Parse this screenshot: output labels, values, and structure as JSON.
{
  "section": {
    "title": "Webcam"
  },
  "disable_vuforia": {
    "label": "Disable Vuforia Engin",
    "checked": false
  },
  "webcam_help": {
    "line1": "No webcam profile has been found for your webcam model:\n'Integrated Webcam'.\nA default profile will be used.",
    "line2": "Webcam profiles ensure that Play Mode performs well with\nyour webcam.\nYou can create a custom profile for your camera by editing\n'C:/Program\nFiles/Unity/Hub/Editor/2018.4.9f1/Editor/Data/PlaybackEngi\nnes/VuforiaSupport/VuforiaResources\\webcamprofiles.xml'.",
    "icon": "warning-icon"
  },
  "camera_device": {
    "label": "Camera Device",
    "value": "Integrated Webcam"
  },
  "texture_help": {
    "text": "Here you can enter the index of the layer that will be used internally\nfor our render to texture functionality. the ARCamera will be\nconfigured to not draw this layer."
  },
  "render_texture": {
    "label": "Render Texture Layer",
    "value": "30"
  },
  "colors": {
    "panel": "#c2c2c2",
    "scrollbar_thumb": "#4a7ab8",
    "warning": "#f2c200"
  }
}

++++++

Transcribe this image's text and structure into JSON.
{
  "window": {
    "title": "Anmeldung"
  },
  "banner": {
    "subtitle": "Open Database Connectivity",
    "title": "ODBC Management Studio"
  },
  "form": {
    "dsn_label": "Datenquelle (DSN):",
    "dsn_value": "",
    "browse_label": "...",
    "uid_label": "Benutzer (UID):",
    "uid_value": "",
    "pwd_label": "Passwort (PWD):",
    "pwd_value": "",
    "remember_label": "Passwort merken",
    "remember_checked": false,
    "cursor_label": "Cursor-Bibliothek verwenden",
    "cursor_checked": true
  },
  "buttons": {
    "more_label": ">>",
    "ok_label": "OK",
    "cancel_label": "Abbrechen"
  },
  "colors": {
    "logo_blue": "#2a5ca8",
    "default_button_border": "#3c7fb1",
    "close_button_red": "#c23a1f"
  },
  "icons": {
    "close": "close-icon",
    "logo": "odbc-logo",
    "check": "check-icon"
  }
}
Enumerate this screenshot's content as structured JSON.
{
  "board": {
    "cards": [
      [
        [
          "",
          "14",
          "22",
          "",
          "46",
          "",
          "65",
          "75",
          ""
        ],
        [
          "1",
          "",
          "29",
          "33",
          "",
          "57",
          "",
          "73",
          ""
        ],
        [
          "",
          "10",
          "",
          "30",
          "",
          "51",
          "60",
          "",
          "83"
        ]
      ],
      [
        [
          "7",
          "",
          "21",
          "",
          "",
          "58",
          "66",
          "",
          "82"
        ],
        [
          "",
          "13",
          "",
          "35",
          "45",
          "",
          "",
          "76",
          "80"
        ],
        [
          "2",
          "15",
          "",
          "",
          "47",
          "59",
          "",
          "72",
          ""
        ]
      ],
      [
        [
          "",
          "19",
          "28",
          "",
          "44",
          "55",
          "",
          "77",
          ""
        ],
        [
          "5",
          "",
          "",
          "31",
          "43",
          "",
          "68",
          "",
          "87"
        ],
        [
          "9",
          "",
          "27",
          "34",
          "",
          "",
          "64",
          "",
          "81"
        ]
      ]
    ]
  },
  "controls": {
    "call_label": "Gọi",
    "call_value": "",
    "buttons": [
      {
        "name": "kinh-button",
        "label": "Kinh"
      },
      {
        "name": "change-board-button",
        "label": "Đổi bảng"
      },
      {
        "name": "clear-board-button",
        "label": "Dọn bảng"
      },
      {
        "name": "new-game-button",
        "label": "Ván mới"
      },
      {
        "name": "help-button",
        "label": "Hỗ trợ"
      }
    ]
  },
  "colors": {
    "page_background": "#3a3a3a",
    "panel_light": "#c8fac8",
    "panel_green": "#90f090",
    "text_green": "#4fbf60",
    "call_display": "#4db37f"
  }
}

++++++

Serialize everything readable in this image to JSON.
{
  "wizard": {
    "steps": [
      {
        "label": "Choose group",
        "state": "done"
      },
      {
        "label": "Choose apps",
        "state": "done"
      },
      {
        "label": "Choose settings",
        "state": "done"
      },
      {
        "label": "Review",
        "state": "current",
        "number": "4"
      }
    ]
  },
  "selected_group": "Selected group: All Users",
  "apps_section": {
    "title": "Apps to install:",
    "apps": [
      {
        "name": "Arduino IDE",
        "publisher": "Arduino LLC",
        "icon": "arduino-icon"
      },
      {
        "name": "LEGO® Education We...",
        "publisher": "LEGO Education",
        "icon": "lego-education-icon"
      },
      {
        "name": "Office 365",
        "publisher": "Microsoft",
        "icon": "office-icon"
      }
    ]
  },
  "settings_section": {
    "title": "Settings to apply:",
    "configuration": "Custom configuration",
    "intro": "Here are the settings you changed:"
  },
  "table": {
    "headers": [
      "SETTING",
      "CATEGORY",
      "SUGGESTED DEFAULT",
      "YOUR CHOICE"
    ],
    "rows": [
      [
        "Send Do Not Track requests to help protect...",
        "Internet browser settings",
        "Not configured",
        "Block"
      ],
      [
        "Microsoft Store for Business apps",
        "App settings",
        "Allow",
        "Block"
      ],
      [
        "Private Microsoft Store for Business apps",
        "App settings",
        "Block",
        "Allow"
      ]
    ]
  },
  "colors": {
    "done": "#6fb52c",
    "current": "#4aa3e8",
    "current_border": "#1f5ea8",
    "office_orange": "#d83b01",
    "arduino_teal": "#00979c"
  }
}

++++++

- **Do this**
Each line that holds the word "publisher" should be extracted from the records.

- **Answer for the task**
        "publisher": "Arduino LLC",
        "publisher": "LEGO Education",
        "publisher": "Microsoft",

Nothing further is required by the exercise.